**Exercise directions:**
Narrow the data below down to the lines containing "filtro".

**Extracted records:**
<<<<

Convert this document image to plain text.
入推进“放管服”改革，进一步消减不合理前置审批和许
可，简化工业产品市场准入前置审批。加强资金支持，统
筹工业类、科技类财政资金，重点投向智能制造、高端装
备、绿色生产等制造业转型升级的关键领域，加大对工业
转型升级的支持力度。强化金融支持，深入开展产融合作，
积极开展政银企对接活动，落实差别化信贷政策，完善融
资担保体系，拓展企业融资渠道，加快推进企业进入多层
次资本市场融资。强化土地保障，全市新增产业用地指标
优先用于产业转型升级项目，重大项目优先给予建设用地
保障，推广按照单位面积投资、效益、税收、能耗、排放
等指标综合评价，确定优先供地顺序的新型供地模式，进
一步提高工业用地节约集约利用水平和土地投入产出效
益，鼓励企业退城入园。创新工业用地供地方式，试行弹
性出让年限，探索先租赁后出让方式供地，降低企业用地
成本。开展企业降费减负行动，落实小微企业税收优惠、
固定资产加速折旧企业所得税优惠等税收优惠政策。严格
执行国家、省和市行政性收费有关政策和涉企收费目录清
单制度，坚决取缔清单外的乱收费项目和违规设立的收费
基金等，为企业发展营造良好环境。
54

>>>>
<<<<

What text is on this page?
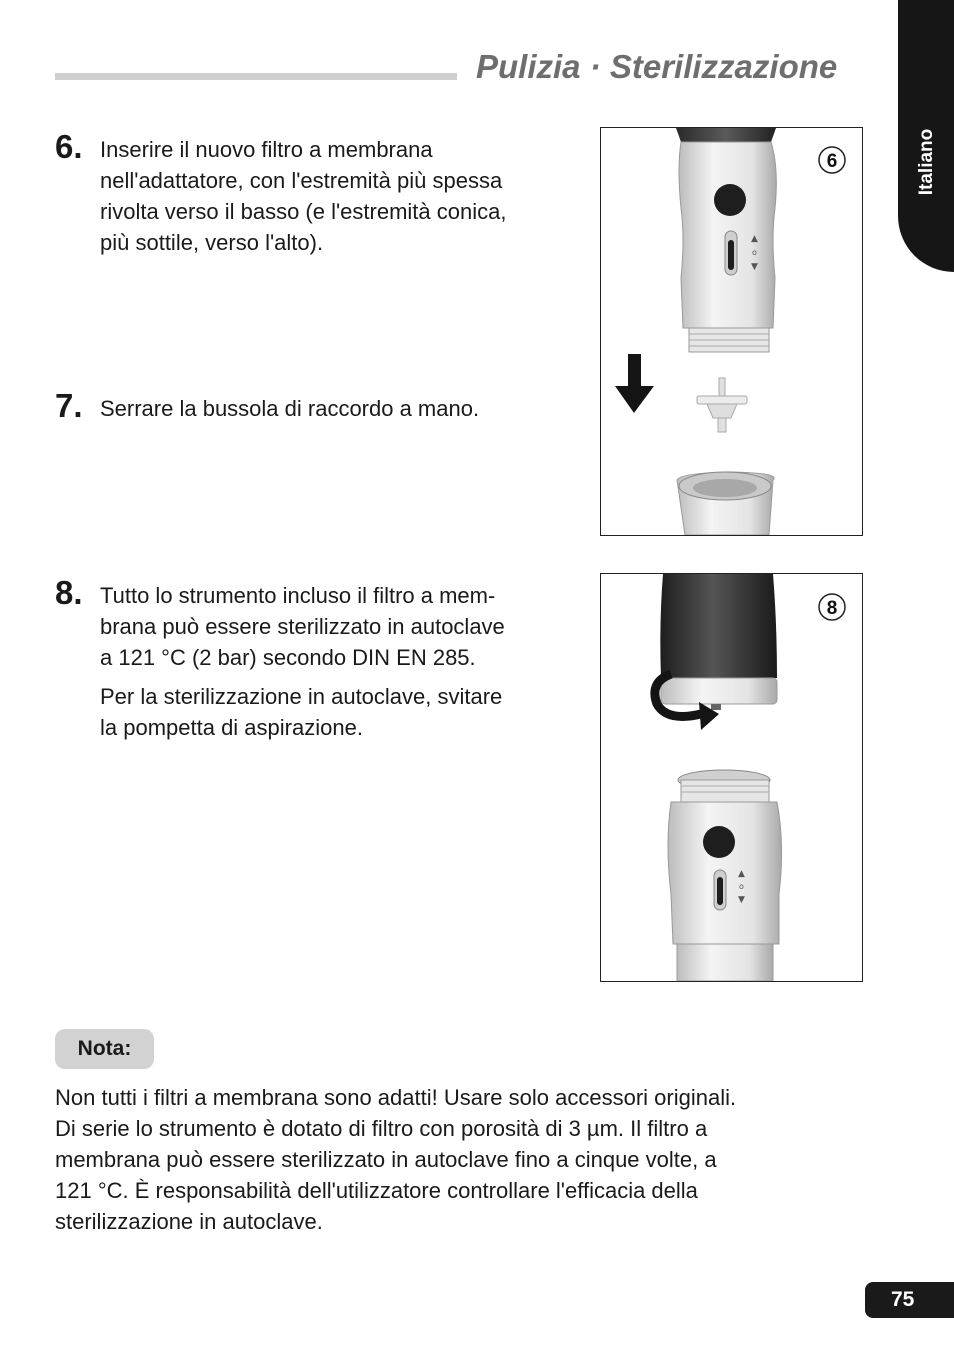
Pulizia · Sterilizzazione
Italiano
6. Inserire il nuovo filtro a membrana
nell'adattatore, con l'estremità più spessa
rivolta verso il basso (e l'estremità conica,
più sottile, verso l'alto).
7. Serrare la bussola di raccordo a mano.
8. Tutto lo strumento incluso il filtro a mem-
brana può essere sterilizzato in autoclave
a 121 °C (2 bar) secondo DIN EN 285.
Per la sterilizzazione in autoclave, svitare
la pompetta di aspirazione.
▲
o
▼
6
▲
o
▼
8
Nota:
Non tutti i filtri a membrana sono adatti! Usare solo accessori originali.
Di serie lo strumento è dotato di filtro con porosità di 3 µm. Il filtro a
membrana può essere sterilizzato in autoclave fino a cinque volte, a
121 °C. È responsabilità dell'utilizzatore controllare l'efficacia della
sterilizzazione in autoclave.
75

>>>>
<<<<

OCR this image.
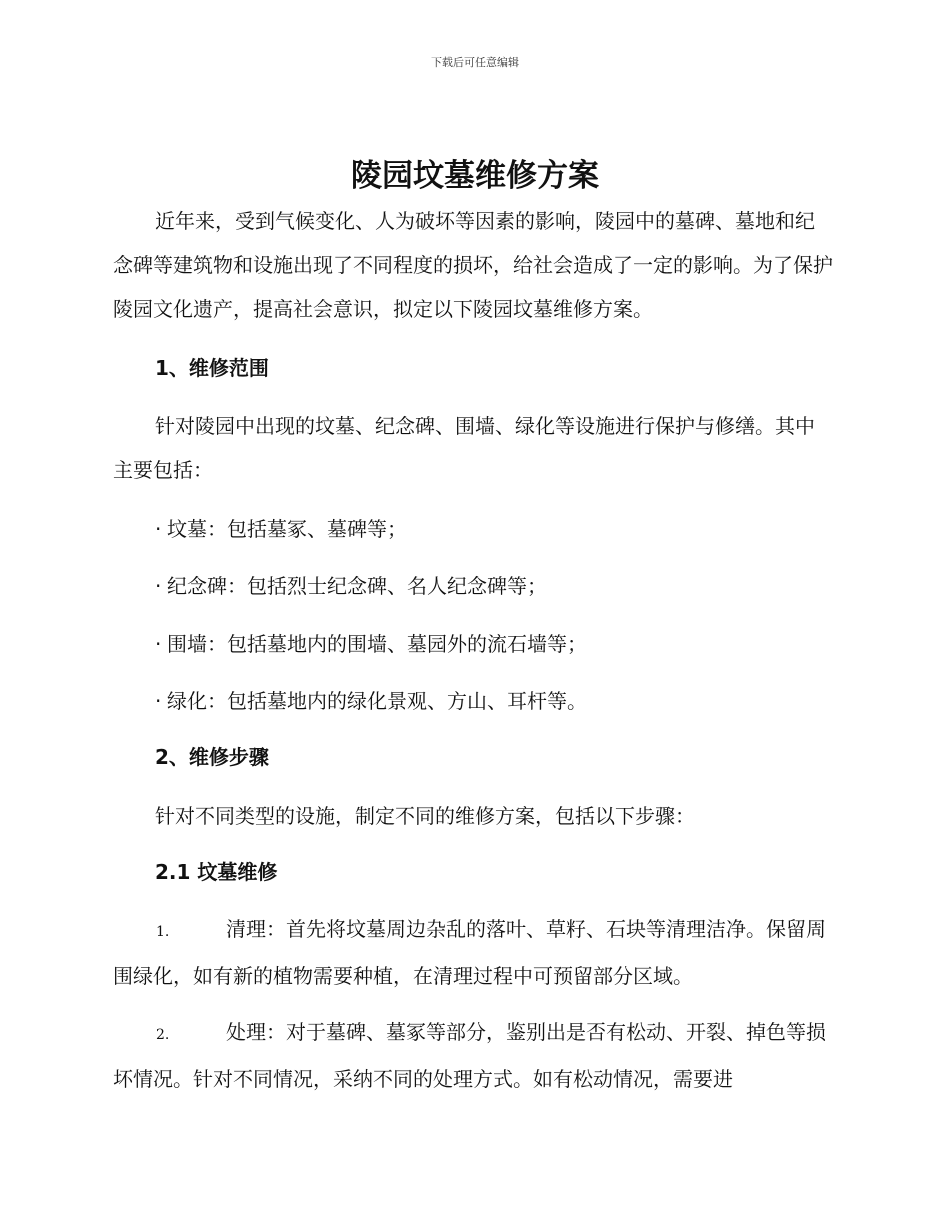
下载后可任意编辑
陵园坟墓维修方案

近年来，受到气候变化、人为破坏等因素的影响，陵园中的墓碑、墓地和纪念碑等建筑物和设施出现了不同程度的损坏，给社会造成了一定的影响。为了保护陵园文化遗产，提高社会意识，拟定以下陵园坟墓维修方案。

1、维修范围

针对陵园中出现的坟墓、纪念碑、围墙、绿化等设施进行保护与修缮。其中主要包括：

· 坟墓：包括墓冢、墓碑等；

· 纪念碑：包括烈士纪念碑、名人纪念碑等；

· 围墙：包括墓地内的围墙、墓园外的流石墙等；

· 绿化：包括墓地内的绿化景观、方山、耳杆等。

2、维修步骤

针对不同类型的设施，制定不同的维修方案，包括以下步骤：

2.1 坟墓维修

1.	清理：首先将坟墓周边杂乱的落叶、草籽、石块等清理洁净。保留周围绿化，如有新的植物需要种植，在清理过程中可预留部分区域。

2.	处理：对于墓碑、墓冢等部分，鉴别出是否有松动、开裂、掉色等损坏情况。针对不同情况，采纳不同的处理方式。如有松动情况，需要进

>>>>

**Solved exercise:**
6. Inserire il nuovo filtro a membrana
8. Tutto lo strumento incluso il filtro a mem-
Di serie lo strumento è dotato di filtro con porosità di 3 µm. Il filtro a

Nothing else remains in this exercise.